EXERCISE ::
Go through the records underneath and write each one out again exactly.
[DATA FOR THIS TASK start]
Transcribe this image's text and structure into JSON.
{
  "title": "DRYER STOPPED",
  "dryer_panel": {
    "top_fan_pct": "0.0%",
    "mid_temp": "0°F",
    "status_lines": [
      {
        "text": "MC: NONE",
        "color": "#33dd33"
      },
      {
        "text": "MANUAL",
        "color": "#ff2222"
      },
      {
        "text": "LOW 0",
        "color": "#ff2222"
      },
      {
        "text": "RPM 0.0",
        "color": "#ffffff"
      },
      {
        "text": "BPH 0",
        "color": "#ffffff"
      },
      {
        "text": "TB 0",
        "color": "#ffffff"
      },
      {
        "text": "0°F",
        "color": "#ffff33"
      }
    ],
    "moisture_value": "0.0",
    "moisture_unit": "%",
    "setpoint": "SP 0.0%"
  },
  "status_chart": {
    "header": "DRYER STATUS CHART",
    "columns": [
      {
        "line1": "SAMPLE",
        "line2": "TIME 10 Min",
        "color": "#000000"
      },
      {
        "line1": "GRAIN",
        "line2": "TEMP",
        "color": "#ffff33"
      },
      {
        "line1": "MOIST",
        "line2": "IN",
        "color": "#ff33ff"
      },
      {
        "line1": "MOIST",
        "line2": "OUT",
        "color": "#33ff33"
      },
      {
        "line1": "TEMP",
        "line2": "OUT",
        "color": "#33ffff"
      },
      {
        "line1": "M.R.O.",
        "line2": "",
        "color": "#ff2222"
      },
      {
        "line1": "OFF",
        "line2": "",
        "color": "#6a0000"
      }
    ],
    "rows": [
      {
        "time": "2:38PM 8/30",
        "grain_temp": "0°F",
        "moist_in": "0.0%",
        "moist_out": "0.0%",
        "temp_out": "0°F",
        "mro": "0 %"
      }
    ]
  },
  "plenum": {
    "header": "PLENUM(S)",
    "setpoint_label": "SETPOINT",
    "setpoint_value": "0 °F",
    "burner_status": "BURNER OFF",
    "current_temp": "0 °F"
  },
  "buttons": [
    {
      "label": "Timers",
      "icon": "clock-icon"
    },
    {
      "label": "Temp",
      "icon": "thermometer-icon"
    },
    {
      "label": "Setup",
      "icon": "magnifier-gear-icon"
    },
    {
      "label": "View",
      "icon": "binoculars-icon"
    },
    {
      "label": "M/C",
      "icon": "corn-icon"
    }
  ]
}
[DATA FOR THIS TASK end]
WRITTEN RESPONSE ::
Transcribe this image's text and structure into JSON.
{
  "title": "DRYER STOPPED",
  "dryer_panel": {
    "top_fan_pct": "0.0%",
    "mid_temp": "0°F",
    "status_lines": [
      {
        "text": "MC: NONE",
        "color": "#33dd33"
      },
      {
        "text": "MANUAL",
        "color": "#ff2222"
      },
      {
        "text": "LOW 0",
        "color": "#ff2222"
      },
      {
        "text": "RPM 0.0",
        "color": "#ffffff"
      },
      {
        "text": "BPH 0",
        "color": "#ffffff"
      },
      {
        "text": "TB 0",
        "color": "#ffffff"
      },
      {
        "text": "0°F",
        "color": "#ffff33"
      }
    ],
    "moisture_value": "0.0",
    "moisture_unit": "%",
    "setpoint": "SP 0.0%"
  },
  "status_chart": {
    "header": "DRYER STATUS CHART",
    "columns": [
      {
        "line1": "SAMPLE",
        "line2": "TIME 10 Min",
        "color": "#000000"
      },
      {
        "line1": "GRAIN",
        "line2": "TEMP",
        "color": "#ffff33"
      },
      {
        "line1": "MOIST",
        "line2": "IN",
        "color": "#ff33ff"
      },
      {
        "line1": "MOIST",
        "line2": "OUT",
        "color": "#33ff33"
      },
      {
        "line1": "TEMP",
        "line2": "OUT",
        "color": "#33ffff"
      },
      {
        "line1": "M.R.O.",
        "line2": "",
        "color": "#ff2222"
      },
      {
        "line1": "OFF",
        "line2": "",
        "color": "#6a0000"
      }
    ],
    "rows": [
      {
        "time": "2:38PM 8/30",
        "grain_temp": "0°F",
        "moist_in": "0.0%",
        "moist_out": "0.0%",
        "temp_out": "0°F",
        "mro": "0 %"
      }
    ]
  },
  "plenum": {
    "header": "PLENUM(S)",
    "setpoint_label": "SETPOINT",
    "setpoint_value": "0 °F",
    "burner_status": "BURNER OFF",
    "current_temp": "0 °F"
  },
  "buttons": [
    {
      "label": "Timers",
      "icon": "clock-icon"
    },
    {
      "label": "Temp",
      "icon": "thermometer-icon"
    },
    {
      "label": "Setup",
      "icon": "magnifier-gear-icon"
    },
    {
      "label": "View",
      "icon": "binoculars-icon"
    },
    {
      "label": "M/C",
      "icon": "corn-icon"
    }
  ]
}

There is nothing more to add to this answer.